___ INPUT MATERIAL

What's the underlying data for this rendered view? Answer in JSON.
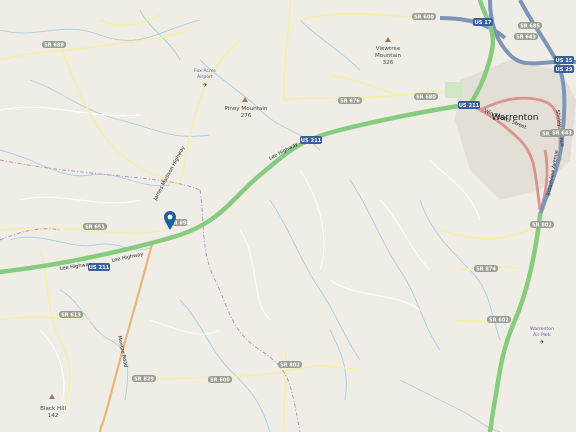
{
  "map": {
    "colors": {
      "background": "#efede6",
      "primary_road": "#86cc7e",
      "trunk_road": "#7d95b8",
      "secondary_road": "#d9948f",
      "tertiary_road": "#f4f0a8",
      "stream": "#a9cfe0",
      "boundary": "#b08fbf",
      "marker": "#1f5f9a",
      "shield": "#9a9f93"
    },
    "places": {
      "town": "Warrenton",
      "viewtree_name": "Viewtree",
      "viewtree_line2": "Mountain",
      "viewtree_elev": "326",
      "piney_name": "Piney Mountain",
      "piney_elev": "276",
      "blackhill_name": "Black Hill",
      "blackhill_elev": "142",
      "fox_acres_line1": "Fox Acres",
      "fox_acres_line2": "Airport",
      "warrenton_air_line1": "Warrenton",
      "warrenton_air_line2": "Air Park"
    },
    "roads": {
      "lee_highway_1": "Lee Highway",
      "lee_highway_2": "Lee Highway",
      "lee_highway_3": "Lee Highway",
      "james_madison": "James Madison Highway",
      "meetze_road": "Meetze Road",
      "winchester": "Winchester Street",
      "broadview": "Broadview Avenue",
      "shirley": "Shirley Avenue"
    },
    "shields": {
      "us211_a": "US 211",
      "us211_b": "US 211",
      "us211_c": "US 211",
      "us17": "US 17",
      "us15": "US 15",
      "us29": "US 29",
      "sr600_top": "SR 600",
      "sr688": "SR 688",
      "sr680": "SR 680",
      "sr676": "SR 676",
      "sr690": "SR 690",
      "sr651": "SR 651",
      "sr613": "SR 613",
      "sr643": "SR 643",
      "sr672": "SR 672",
      "sr802_right": "SR 802",
      "sr874": "SR 874",
      "sr602": "SR 602",
      "sr600_bottom": "SR 600",
      "sr802_bottom": "SR 802",
      "sr829": "SR 829",
      "sr643_right": "SR 643",
      "sr685": "SR 685"
    }
  }
}
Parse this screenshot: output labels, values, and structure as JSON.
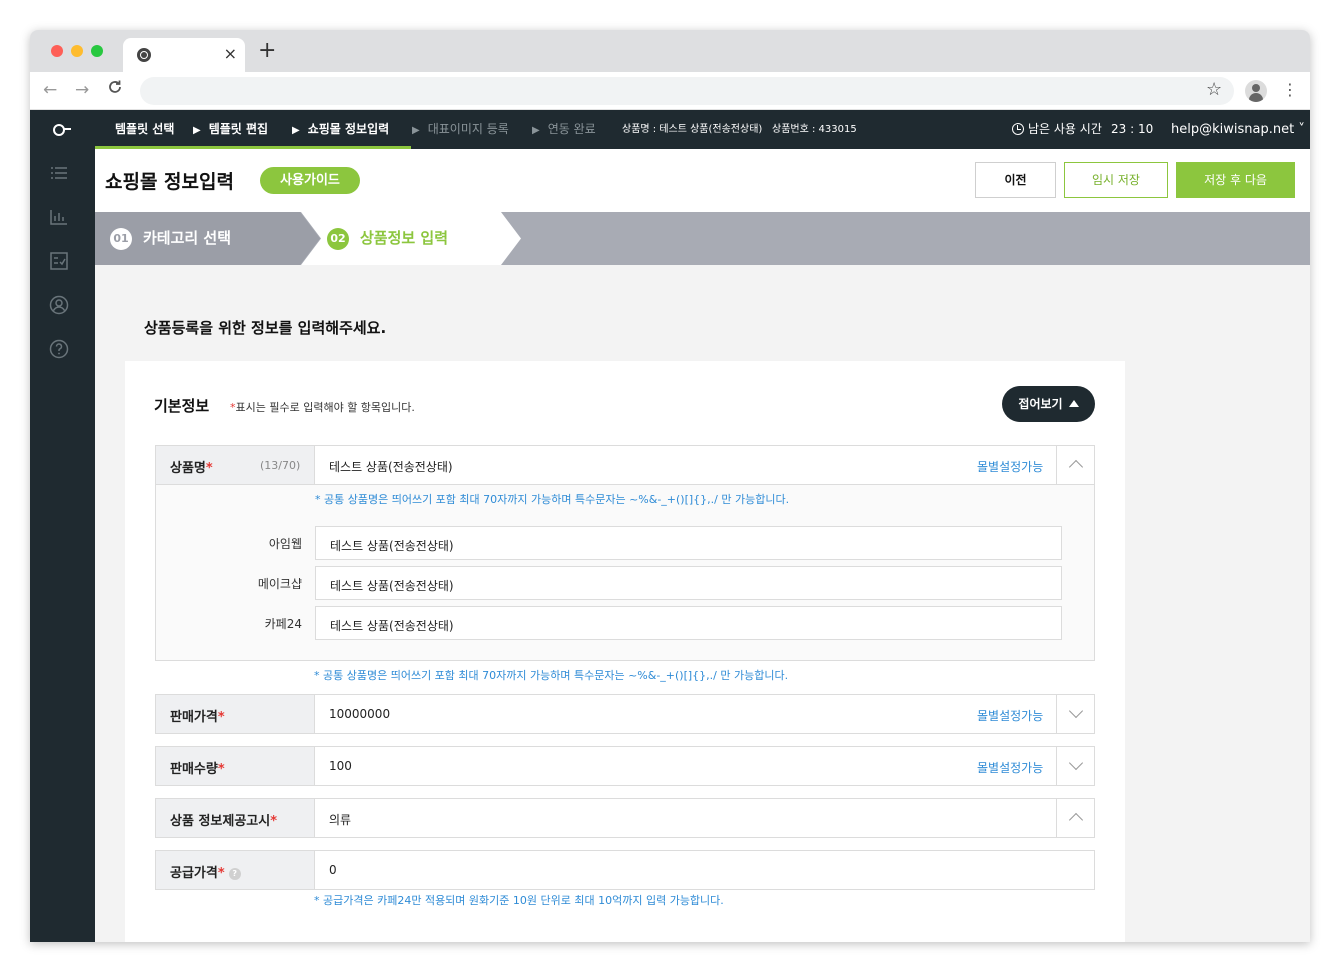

______

• **GIVEN PROBLEM**: Return each line of the data, keeping its wording exact and omitting pictures.

• **THE COMPLETED TASK**:
What's the underlying data for this rendered view? Answer in JSON.
{
  "map": {
    "colors": {
      "background": "#efede6",
      "primary_road": "#86cc7e",
      "trunk_road": "#7d95b8",
      "secondary_road": "#d9948f",
      "tertiary_road": "#f4f0a8",
      "stream": "#a9cfe0",
      "boundary": "#b08fbf",
      "marker": "#1f5f9a",
      "shield": "#9a9f93"
    },
    "places": {
      "town": "Warrenton",
      "viewtree_name": "Viewtree",
      "viewtree_line2": "Mountain",
      "viewtree_elev": "326",
      "piney_name": "Piney Mountain",
      "piney_elev": "276",
      "blackhill_name": "Black Hill",
      "blackhill_elev": "142",
      "fox_acres_line1": "Fox Acres",
      "fox_acres_line2": "Airport",
      "warrenton_air_line1": "Warrenton",
      "warrenton_air_line2": "Air Park"
    },
    "roads": {
      "lee_highway_1": "Lee Highway",
      "lee_highway_2": "Lee Highway",
      "lee_highway_3": "Lee Highway",
      "james_madison": "James Madison Highway",
      "meetze_road": "Meetze Road",
      "winchester": "Winchester Street",
      "broadview": "Broadview Avenue",
      "shirley": "Shirley Avenue"
    },
    "shields": {
      "us211_a": "US 211",
      "us211_b": "US 211",
      "us211_c": "US 211",
      "us17": "US 17",
      "us15": "US 15",
      "us29": "US 29",
      "sr600_top": "SR 600",
      "sr688": "SR 688",
      "sr680": "SR 680",
      "sr676": "SR 676",
      "sr690": "SR 690",
      "sr651": "SR 651",
      "sr613": "SR 613",
      "sr643": "SR 643",
      "sr672": "SR 672",
      "sr802_right": "SR 802",
      "sr874": "SR 874",
      "sr602": "SR 602",
      "sr600_bottom": "SR 600",
      "sr802_bottom": "SR 802",
      "sr829": "SR 829",
      "sr643_right": "SR 643",
      "sr685": "SR 685"
    }
  }
}
Parse this screenshot: output labels, values, and structure as JSON.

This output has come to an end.